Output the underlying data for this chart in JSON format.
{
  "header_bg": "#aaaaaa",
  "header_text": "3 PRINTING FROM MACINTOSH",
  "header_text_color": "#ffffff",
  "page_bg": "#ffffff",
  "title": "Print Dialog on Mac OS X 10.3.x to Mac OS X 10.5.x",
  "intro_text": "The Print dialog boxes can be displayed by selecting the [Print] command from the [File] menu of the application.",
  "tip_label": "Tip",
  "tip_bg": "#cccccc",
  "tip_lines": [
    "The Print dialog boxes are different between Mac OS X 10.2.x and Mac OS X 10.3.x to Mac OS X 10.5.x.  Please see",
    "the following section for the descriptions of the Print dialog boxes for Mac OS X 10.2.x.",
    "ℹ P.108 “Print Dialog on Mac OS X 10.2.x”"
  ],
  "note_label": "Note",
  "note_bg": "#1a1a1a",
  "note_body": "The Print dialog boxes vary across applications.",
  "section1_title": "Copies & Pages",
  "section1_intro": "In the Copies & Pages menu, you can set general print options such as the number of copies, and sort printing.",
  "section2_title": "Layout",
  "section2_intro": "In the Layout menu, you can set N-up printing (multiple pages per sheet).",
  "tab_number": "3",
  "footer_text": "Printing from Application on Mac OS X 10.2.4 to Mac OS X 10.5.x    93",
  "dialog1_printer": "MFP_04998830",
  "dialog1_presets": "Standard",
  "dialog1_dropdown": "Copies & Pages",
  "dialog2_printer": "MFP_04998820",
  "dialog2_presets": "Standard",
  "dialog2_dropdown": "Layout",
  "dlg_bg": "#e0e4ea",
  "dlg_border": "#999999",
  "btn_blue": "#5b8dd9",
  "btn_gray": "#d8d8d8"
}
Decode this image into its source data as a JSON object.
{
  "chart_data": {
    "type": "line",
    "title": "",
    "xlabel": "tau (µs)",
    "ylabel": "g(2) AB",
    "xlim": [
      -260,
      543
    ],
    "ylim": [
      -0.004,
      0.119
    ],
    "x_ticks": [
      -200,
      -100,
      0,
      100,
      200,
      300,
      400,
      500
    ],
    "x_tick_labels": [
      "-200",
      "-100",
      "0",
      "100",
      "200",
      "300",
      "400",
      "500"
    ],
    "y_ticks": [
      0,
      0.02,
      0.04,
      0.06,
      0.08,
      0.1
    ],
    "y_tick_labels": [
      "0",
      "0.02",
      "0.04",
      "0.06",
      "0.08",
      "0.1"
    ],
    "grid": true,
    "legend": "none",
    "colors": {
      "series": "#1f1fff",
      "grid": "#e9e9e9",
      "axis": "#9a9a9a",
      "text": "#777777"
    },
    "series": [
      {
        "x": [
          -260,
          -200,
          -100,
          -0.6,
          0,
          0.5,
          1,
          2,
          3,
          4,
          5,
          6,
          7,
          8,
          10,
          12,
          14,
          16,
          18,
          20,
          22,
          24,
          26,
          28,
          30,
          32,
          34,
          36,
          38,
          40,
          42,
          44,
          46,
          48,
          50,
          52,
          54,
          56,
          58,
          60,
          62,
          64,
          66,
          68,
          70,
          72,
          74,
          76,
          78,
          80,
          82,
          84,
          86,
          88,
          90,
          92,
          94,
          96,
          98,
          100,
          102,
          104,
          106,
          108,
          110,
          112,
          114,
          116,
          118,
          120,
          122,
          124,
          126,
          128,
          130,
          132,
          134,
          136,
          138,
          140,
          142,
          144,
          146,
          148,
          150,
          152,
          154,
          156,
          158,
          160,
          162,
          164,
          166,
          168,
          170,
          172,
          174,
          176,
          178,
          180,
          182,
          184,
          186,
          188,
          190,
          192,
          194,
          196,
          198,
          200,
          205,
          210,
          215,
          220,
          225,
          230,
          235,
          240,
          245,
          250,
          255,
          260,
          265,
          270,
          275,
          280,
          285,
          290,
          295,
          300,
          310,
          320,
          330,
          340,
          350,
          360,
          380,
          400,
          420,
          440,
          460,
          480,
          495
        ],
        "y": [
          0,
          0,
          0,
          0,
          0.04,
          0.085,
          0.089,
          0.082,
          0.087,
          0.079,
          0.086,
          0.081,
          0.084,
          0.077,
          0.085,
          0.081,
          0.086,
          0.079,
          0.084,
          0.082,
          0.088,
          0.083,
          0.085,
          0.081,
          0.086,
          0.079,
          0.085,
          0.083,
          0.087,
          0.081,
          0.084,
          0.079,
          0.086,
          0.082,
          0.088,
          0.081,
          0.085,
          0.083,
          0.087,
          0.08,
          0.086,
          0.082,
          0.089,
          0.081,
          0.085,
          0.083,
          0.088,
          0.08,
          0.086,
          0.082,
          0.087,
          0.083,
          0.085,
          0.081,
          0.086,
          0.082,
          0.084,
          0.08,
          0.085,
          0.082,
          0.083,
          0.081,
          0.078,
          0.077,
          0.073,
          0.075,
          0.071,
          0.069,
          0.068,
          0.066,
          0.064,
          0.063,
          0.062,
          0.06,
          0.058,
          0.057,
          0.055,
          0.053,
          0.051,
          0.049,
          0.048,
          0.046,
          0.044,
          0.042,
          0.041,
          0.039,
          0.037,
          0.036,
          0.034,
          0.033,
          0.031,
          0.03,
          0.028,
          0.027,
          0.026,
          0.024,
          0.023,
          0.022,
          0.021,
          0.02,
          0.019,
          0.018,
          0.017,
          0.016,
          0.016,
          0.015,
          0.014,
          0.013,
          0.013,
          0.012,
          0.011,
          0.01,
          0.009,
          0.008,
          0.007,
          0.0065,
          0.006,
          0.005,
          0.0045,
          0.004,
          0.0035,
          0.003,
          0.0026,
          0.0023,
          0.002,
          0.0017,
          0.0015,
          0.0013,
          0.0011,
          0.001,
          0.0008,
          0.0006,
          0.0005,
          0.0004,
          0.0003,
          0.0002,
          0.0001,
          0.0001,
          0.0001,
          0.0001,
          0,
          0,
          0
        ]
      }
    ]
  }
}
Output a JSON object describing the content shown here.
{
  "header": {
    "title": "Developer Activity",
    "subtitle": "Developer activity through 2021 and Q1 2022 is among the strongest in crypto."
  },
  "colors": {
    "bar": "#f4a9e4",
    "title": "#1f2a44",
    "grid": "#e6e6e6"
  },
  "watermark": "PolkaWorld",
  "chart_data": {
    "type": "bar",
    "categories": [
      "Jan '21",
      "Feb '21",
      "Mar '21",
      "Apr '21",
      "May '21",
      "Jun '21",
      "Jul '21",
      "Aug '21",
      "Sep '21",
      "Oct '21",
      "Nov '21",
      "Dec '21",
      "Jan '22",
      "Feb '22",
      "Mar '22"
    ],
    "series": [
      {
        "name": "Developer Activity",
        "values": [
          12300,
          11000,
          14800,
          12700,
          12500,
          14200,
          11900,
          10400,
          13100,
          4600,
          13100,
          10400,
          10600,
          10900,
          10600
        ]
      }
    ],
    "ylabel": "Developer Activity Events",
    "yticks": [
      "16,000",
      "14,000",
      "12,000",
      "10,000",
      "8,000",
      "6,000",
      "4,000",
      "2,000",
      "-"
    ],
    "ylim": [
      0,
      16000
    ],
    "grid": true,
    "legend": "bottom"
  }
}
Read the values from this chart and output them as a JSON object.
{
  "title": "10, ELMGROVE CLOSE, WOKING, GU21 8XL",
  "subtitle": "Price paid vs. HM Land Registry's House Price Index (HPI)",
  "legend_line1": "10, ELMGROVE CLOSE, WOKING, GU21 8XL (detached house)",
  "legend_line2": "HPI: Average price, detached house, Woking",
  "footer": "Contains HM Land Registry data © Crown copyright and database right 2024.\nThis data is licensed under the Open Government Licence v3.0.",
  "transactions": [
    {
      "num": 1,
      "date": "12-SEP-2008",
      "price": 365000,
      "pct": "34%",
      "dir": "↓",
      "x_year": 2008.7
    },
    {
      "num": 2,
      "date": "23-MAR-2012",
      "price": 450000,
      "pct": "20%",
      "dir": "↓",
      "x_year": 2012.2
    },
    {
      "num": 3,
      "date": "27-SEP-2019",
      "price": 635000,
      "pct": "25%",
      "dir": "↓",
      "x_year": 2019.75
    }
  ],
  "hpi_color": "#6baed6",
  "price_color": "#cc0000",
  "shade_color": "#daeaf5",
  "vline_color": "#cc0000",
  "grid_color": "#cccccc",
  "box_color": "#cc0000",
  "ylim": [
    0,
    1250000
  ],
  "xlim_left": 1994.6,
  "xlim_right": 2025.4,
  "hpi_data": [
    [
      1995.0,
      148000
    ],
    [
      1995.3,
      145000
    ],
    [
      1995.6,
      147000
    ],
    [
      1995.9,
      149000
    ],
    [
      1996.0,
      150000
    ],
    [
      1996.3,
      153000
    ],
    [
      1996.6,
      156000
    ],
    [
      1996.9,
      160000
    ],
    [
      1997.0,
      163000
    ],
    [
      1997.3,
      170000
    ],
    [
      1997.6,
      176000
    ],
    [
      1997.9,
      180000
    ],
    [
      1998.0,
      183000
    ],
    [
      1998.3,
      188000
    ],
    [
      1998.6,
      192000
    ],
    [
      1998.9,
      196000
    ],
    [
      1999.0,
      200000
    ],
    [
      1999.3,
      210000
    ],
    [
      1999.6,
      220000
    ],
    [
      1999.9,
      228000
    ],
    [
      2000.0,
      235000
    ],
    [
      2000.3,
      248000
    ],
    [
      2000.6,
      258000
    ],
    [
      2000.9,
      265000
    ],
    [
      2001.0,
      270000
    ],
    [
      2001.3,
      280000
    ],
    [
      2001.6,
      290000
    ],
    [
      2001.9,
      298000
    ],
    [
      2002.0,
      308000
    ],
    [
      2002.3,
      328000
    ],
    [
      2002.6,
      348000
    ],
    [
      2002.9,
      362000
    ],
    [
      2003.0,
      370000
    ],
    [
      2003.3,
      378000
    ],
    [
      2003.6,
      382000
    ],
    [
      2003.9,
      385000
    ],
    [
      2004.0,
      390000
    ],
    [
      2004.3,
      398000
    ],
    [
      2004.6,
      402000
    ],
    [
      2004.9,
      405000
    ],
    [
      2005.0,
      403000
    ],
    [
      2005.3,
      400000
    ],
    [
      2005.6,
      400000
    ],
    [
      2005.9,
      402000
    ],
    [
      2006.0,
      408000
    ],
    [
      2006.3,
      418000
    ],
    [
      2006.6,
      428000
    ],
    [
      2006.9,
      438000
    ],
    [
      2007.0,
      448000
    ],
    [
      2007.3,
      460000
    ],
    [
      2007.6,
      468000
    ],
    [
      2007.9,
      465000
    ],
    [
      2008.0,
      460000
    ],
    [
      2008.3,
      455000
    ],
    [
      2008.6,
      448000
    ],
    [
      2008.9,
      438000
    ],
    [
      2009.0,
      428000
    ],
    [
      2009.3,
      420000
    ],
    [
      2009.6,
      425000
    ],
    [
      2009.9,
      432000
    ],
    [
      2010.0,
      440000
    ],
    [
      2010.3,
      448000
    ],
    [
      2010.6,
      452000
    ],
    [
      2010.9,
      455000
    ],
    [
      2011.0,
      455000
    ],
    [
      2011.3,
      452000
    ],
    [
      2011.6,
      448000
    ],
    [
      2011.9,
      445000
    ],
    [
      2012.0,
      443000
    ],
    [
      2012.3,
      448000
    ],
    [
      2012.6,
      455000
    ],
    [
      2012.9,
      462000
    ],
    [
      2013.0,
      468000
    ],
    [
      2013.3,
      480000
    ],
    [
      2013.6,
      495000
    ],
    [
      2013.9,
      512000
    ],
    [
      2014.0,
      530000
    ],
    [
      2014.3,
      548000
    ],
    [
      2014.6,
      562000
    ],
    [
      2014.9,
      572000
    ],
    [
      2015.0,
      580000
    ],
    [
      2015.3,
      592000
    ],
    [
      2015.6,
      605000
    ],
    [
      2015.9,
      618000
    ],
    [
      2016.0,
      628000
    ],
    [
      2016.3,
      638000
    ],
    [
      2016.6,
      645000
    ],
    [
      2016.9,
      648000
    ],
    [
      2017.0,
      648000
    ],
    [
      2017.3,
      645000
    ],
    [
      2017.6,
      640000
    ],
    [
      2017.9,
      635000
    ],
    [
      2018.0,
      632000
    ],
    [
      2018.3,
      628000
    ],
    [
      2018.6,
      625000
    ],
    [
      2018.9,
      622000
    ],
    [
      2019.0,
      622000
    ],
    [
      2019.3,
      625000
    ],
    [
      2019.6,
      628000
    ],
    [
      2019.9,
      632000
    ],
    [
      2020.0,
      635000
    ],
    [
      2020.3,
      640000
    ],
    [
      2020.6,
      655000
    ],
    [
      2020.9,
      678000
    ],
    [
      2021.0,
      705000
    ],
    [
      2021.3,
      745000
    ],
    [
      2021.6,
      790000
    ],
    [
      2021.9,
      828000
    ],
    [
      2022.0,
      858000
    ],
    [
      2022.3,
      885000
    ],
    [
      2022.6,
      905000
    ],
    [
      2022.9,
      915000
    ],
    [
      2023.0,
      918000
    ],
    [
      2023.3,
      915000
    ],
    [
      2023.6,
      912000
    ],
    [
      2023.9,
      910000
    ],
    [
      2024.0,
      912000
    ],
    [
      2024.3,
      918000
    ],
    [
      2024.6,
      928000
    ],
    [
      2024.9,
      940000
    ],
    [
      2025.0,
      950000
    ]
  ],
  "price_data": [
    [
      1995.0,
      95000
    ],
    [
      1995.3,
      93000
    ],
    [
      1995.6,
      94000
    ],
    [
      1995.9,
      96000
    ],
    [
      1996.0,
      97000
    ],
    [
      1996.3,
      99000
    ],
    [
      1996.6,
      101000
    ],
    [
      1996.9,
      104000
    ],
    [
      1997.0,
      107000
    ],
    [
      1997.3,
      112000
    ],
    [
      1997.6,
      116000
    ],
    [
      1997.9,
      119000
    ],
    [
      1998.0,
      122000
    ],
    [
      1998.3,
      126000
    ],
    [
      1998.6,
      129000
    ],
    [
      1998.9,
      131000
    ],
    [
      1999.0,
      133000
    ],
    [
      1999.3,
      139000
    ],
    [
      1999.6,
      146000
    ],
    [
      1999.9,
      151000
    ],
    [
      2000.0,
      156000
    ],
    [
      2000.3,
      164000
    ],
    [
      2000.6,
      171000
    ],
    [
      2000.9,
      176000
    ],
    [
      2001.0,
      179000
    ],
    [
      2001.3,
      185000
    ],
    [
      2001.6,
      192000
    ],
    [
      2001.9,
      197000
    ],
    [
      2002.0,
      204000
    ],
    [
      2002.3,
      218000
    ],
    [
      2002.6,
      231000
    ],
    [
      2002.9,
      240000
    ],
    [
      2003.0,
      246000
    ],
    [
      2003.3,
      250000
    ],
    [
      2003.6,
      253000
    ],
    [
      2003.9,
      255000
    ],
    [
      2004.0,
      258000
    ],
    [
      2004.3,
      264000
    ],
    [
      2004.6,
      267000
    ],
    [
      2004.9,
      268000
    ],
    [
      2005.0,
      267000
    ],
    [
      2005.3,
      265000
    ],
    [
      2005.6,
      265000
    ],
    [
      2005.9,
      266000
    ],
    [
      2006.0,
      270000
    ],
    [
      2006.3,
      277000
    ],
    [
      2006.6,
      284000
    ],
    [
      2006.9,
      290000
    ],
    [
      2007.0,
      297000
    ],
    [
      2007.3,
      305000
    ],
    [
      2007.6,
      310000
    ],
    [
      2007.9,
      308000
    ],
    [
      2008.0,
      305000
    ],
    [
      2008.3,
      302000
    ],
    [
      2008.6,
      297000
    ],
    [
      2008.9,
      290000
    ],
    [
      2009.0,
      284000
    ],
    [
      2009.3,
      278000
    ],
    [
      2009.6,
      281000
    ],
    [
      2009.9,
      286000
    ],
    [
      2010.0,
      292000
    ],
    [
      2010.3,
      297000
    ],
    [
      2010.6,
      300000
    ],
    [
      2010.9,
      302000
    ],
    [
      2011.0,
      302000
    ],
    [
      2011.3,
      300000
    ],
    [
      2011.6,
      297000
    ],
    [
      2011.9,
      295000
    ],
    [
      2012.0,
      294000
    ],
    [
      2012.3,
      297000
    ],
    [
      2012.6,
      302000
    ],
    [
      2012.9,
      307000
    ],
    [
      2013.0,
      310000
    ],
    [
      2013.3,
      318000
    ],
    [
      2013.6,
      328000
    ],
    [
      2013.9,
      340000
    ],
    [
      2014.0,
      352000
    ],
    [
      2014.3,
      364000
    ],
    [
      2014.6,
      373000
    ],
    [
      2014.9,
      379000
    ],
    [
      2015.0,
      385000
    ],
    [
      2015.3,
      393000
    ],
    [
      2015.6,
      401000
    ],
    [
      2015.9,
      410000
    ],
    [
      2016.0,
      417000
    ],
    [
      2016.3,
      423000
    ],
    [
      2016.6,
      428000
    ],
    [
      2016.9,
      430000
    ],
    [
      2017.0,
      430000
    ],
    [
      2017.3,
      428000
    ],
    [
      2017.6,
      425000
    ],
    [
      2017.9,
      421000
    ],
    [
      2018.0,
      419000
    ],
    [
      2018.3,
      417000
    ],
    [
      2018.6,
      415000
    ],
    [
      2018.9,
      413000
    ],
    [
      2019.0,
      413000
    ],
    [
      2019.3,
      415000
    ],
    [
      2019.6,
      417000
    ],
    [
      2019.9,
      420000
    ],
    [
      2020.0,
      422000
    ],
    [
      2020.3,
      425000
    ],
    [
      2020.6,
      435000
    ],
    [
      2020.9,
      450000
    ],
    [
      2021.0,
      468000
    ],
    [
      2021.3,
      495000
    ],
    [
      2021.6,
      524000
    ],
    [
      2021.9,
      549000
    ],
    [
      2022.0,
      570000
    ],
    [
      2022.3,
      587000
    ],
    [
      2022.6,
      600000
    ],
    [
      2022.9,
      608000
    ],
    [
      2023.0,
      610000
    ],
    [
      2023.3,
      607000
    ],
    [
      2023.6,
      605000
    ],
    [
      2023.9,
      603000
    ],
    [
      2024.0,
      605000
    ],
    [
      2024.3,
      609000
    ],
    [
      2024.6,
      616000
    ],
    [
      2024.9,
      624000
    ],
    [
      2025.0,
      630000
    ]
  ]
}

**What to produce**.
Pick each line holding the word "date" out of the data and copy it.

**Output of the task**.
      "date": "12-SEP-2008",
      "date": "23-MAR-2012",
      "date": "27-SEP-2019",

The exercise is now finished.